— START OF TEXT SHOWN —

There are movies that exist in the glow of their greenlight to be a showcase for certain actors. Last year's Crazy Heart was a perfect example of a simple story tailor made for a virtuous actor to do his thing. The film was not much to look at other than Jeff Bridges' performance, but that was where our eyes were and it was enough to get the man an overdue Oscar. Get Low appears to have the same sort of pedigree behind it. We have one of the best and most respected actors in anyone's book, Robert Duvall, as a surly outcast of his own doing under the guidance of a first-time feature director. Gosh, Crazy Heart's director, Scott Cooper, is even featured in a small supporting part. The difference is that Get Low is more than just the sum of a single performance. It is a genuine, often hilarious period piece with Aaron Schneider firmly in control of an impressive lineup of actors and a smoothly inviting script. The similarity is that another virtuous actor may just walk away with an Oscar again.

Duvall is Felix Bush, an old hermit in 1930s Tennessee. He's just the sort of codger that children love to dare each other to knock on his door. And run away from when he comes out with his shotgun. The townsfolk have built up their own legends about the man who has lived off the radar for forty-some years and, though he is not demonstrative, he can't ride in without being stared at or harassed. Time is catching up to Felix and he feels it in his chest. With a wad of money in his pocket, he attempts to make arrangements for his own funeral with local priest Horton (Gerald McRaney). Seeing this as an attempt to buy forgiveness without owning up to his past, he is turned away. But not before another young man hears part of his story.

That young man is Buddy (Lucas Black), a happily married family man working as an assistant to an ailing funeral home. People are not dying, laments the home's owner Frank Quinn (Bill Murray), certainly not like in Chicago where people know how and when to die. Frank's eyes light up at the prospect of "hermit money" and they approach Felix to make plans for the end. The old coot has a more novel idea though. Why wait until he is in the ground? Everyone seemingly has their own idea or a story they have of who Felix Bush really is and he wants to hear from them. Come to the funeral, tell a story and buy a raffle ticket for his land. Humorous as it might be to hear the lies and exaggerations at his behalf, Felix knows the real story of his life and it may involve the old love, Mattie Darrow (Sissy Spacek) who got married without him and the aging Reverend (Bill Cobbs) who is not ready to speak for the man.

— END OF TEXT SHOWN —
— START OF MATERIAL PROVIDED —

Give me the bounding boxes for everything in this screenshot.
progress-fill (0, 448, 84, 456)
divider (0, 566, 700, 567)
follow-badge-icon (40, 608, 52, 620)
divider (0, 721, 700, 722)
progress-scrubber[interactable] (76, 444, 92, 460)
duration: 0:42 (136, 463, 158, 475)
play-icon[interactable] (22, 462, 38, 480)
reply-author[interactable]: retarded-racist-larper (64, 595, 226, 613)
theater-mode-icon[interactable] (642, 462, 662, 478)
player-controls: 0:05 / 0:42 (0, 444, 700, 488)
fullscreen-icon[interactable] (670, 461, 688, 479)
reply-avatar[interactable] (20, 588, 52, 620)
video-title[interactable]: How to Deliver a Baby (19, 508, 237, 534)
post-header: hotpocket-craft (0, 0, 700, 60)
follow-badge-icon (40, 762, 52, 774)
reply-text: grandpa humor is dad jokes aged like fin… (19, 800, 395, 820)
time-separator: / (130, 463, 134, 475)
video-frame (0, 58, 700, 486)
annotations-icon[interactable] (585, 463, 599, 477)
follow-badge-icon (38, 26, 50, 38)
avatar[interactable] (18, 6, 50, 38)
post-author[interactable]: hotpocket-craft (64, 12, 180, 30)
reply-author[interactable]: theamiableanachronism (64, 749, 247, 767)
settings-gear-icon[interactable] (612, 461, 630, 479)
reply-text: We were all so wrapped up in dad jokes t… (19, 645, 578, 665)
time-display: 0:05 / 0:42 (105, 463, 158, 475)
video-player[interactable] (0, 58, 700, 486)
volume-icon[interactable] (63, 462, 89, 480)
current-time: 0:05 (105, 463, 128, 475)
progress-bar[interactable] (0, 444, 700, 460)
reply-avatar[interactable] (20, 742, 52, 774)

— END OF MATERIAL PROVIDED —

## GIVEN PROBLEM
In the Get Low review, which actor plays the funeral home owner, Frank Quinn? Work only from the review, not from the items.

## RESULT FOR THIS TASK
Bill Murray